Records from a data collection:
____________________
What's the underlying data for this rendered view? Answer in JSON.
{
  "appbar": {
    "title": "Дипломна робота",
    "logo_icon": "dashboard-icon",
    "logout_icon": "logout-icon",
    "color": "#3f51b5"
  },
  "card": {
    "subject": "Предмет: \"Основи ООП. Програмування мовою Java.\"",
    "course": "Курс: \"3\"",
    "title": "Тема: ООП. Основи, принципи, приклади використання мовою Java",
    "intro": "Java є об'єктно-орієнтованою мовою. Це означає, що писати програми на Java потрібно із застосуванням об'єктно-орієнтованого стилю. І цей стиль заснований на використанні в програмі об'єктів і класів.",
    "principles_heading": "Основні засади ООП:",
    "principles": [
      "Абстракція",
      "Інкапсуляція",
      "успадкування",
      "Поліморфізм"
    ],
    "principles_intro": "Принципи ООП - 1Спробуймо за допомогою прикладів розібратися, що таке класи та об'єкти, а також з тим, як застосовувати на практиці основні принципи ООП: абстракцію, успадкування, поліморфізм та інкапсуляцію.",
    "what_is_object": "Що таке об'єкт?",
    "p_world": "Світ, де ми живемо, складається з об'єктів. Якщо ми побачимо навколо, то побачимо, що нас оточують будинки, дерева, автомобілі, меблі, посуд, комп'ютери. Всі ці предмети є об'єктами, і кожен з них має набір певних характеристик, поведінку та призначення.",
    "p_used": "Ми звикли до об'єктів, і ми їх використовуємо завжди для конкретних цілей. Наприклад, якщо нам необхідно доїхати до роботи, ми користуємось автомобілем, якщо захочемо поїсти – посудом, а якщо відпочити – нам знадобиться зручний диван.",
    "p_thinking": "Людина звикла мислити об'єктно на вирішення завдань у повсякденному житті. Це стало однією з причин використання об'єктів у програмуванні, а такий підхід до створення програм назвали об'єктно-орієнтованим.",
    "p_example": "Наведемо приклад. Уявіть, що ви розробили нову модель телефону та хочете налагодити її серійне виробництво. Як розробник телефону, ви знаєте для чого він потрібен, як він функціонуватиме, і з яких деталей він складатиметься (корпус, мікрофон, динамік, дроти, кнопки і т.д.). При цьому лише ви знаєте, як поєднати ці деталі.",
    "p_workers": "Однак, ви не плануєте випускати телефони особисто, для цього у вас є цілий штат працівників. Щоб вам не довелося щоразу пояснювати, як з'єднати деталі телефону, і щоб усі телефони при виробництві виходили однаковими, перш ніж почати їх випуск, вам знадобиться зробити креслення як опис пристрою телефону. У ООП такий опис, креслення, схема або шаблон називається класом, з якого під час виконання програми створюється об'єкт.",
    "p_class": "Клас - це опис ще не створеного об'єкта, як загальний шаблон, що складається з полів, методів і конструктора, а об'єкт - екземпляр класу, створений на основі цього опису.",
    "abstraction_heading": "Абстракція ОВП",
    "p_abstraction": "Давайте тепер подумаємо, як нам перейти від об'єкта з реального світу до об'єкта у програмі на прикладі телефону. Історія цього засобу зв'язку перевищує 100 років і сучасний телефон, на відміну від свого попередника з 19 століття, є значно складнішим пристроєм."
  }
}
____________________
:: WHAT TO PRODUCE ::
Nothing should be left out: return all of the records exactly.

:: THE RESULT ::
What's the underlying data for this rendered view? Answer in JSON.
{
  "appbar": {
    "title": "Дипломна робота",
    "logo_icon": "dashboard-icon",
    "logout_icon": "logout-icon",
    "color": "#3f51b5"
  },
  "card": {
    "subject": "Предмет: \"Основи ООП. Програмування мовою Java.\"",
    "course": "Курс: \"3\"",
    "title": "Тема: ООП. Основи, принципи, приклади використання мовою Java",
    "intro": "Java є об'єктно-орієнтованою мовою. Це означає, що писати програми на Java потрібно із застосуванням об'єктно-орієнтованого стилю. І цей стиль заснований на використанні в програмі об'єктів і класів.",
    "principles_heading": "Основні засади ООП:",
    "principles": [
      "Абстракція",
      "Інкапсуляція",
      "успадкування",
      "Поліморфізм"
    ],
    "principles_intro": "Принципи ООП - 1Спробуймо за допомогою прикладів розібратися, що таке класи та об'єкти, а також з тим, як застосовувати на практиці основні принципи ООП: абстракцію, успадкування, поліморфізм та інкапсуляцію.",
    "what_is_object": "Що таке об'єкт?",
    "p_world": "Світ, де ми живемо, складається з об'єктів. Якщо ми побачимо навколо, то побачимо, що нас оточують будинки, дерева, автомобілі, меблі, посуд, комп'ютери. Всі ці предмети є об'єктами, і кожен з них має набір певних характеристик, поведінку та призначення.",
    "p_used": "Ми звикли до об'єктів, і ми їх використовуємо завжди для конкретних цілей. Наприклад, якщо нам необхідно доїхати до роботи, ми користуємось автомобілем, якщо захочемо поїсти – посудом, а якщо відпочити – нам знадобиться зручний диван.",
    "p_thinking": "Людина звикла мислити об'єктно на вирішення завдань у повсякденному житті. Це стало однією з причин використання об'єктів у програмуванні, а такий підхід до створення програм назвали об'єктно-орієнтованим.",
    "p_example": "Наведемо приклад. Уявіть, що ви розробили нову модель телефону та хочете налагодити її серійне виробництво. Як розробник телефону, ви знаєте для чого він потрібен, як він функціонуватиме, і з яких деталей він складатиметься (корпус, мікрофон, динамік, дроти, кнопки і т.д.). При цьому лише ви знаєте, як поєднати ці деталі.",
    "p_workers": "Однак, ви не плануєте випускати телефони особисто, для цього у вас є цілий штат працівників. Щоб вам не довелося щоразу пояснювати, як з'єднати деталі телефону, і щоб усі телефони при виробництві виходили однаковими, перш ніж почати їх випуск, вам знадобиться зробити креслення як опис пристрою телефону. У ООП такий опис, креслення, схема або шаблон називається класом, з якого під час виконання програми створюється об'єкт.",
    "p_class": "Клас - це опис ще не створеного об'єкта, як загальний шаблон, що складається з полів, методів і конструктора, а об'єкт - екземпляр класу, створений на основі цього опису.",
    "abstraction_heading": "Абстракція ОВП",
    "p_abstraction": "Давайте тепер подумаємо, як нам перейти від об'єкта з реального світу до об'єкта у програмі на прикладі телефону. Історія цього засобу зв'язку перевищує 100 років і сучасний телефон, на відміну від свого попередника з 19 століття, є значно складнішим пристроєм."
  }
}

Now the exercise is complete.